### Written request
Gather every line holding the string "right".

☆ ☆ ☆ ☆ ☆ ☆ ☆

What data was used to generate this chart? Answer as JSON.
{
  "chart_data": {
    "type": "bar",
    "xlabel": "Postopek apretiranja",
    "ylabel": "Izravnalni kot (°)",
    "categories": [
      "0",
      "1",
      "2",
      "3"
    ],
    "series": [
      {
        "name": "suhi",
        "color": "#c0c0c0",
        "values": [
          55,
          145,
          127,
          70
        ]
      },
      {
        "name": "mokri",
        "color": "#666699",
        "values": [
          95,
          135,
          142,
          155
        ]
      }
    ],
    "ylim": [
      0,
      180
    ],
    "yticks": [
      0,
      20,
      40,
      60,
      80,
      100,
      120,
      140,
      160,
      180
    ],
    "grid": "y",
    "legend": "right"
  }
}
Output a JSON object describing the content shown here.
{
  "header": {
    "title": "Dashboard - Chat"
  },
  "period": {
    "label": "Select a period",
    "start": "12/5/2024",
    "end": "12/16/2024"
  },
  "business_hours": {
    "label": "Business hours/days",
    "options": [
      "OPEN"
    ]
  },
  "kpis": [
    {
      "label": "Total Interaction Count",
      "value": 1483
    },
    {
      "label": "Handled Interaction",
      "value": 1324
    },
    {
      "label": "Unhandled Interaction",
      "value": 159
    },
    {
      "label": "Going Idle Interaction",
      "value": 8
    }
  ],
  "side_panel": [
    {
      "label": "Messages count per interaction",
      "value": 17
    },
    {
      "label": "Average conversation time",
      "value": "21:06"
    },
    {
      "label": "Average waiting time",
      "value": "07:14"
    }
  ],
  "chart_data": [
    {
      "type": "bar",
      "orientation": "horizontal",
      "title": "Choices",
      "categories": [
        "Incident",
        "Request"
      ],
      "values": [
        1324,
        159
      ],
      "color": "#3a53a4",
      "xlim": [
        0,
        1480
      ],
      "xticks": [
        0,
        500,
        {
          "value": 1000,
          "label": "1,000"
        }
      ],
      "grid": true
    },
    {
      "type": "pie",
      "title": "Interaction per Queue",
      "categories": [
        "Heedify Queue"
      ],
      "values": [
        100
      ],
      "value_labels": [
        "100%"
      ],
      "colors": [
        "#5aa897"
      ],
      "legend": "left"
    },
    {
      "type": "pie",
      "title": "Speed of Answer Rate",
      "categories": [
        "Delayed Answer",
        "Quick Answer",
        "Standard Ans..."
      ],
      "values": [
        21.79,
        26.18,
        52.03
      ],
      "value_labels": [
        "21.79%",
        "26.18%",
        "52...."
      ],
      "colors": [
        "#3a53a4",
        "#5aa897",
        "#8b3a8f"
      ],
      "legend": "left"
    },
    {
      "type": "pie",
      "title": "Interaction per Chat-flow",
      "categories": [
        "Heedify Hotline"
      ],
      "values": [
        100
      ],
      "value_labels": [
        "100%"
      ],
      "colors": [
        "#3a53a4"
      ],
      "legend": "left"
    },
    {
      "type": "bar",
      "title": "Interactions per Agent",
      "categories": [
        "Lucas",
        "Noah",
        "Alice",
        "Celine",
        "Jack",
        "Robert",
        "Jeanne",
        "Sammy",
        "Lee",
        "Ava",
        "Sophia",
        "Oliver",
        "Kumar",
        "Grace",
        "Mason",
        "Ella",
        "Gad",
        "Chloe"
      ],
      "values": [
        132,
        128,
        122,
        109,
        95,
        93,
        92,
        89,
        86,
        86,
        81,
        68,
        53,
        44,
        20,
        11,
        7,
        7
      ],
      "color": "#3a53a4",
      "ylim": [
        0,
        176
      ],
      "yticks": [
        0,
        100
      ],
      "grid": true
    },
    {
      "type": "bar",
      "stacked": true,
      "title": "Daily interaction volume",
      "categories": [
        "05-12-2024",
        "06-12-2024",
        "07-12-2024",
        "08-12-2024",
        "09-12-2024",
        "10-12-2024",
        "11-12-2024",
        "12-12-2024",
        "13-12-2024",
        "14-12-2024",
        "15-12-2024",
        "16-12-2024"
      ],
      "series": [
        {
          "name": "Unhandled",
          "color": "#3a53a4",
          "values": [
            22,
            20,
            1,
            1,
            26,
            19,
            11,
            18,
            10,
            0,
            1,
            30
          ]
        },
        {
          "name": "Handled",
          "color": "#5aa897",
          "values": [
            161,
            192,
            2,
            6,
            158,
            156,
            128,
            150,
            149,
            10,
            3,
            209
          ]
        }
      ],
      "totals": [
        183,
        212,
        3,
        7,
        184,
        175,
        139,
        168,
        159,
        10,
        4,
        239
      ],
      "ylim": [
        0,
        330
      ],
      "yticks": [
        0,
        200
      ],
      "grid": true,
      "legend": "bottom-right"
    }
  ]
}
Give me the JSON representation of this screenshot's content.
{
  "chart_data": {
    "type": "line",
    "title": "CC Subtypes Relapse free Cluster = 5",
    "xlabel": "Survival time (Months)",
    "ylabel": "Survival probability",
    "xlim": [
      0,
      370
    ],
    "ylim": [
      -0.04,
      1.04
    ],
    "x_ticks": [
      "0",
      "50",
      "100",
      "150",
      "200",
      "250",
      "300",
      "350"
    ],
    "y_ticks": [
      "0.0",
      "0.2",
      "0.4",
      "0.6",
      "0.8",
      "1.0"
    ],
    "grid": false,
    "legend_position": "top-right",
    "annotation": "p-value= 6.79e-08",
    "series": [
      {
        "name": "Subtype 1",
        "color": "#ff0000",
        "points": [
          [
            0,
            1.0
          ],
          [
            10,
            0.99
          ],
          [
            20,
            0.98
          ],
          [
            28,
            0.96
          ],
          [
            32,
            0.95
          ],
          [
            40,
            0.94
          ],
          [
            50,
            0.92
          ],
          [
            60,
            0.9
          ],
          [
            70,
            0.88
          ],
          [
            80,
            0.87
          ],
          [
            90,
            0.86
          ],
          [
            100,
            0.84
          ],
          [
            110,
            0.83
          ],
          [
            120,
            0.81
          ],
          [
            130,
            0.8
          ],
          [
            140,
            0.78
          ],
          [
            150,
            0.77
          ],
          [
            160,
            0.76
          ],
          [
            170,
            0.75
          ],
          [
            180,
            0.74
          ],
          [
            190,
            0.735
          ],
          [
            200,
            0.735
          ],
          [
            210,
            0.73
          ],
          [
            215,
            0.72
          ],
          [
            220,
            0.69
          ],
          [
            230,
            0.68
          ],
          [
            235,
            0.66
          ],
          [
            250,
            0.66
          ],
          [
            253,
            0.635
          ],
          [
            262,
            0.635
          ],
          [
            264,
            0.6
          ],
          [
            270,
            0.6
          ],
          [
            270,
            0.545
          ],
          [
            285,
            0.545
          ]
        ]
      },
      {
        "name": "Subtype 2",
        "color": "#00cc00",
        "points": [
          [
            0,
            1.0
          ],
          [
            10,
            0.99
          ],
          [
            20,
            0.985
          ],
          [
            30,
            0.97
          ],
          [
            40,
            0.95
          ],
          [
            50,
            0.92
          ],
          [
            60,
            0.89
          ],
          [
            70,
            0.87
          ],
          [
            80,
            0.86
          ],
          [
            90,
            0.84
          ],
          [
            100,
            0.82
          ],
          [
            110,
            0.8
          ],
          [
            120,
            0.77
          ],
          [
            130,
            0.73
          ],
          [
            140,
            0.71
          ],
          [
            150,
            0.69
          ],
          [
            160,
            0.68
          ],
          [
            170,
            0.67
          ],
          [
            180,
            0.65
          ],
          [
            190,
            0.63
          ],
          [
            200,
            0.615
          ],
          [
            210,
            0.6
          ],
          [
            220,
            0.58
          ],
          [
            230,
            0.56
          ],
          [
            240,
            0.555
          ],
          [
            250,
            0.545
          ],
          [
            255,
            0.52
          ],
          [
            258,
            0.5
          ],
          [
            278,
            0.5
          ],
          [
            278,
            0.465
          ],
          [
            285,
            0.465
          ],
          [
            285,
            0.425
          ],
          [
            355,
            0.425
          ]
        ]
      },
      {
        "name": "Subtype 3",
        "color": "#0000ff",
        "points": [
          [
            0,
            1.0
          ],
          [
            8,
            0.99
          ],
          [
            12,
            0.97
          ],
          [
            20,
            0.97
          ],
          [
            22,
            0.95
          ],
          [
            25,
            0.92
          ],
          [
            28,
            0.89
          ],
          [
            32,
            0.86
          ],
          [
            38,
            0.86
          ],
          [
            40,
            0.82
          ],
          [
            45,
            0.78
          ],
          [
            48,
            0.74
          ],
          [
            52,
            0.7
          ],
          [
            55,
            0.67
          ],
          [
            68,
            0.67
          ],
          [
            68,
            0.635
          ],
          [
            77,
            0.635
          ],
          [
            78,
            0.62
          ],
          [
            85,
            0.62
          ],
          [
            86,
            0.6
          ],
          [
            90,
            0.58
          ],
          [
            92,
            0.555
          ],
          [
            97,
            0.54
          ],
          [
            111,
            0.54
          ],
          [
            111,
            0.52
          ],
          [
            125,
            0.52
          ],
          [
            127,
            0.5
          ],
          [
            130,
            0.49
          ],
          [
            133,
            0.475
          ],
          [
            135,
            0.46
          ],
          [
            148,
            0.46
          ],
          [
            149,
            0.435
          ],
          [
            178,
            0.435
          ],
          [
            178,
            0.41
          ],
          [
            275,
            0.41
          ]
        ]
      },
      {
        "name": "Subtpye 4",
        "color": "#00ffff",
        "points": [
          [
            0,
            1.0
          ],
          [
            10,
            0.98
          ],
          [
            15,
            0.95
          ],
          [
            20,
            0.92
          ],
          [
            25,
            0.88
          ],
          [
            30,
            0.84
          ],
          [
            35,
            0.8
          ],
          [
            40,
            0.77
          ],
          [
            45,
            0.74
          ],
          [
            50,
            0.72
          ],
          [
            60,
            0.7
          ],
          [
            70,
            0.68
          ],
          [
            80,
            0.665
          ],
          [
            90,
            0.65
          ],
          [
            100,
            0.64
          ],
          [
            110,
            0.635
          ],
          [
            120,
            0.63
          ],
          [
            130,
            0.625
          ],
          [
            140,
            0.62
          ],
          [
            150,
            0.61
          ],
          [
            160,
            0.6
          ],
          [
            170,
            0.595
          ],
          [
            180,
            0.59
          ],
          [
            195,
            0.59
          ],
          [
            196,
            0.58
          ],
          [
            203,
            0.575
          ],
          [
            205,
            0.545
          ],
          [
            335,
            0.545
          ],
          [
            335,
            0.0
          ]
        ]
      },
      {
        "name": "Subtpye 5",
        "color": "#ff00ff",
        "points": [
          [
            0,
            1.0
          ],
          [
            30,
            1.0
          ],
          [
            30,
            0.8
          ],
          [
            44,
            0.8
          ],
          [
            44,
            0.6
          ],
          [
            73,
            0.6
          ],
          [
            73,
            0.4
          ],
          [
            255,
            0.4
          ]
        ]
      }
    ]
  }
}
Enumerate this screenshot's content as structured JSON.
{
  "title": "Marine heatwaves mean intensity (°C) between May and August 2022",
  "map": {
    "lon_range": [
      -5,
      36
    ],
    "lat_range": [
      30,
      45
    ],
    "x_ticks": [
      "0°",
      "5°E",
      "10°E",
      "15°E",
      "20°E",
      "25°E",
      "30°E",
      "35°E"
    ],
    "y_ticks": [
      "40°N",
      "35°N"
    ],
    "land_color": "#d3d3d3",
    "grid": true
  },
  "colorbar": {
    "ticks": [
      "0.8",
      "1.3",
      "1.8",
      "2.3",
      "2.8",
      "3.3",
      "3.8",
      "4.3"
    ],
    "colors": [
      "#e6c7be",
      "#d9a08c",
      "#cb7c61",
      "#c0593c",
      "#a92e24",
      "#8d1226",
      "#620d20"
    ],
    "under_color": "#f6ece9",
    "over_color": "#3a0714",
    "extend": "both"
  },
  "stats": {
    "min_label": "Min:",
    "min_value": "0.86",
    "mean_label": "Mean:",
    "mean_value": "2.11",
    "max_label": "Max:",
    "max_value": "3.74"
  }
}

☆ ☆ ☆ ☆ ☆ ☆ ☆

### Task answer
    "legend": "right"
      "legend": "bottom-right"
    "legend_position": "top-right",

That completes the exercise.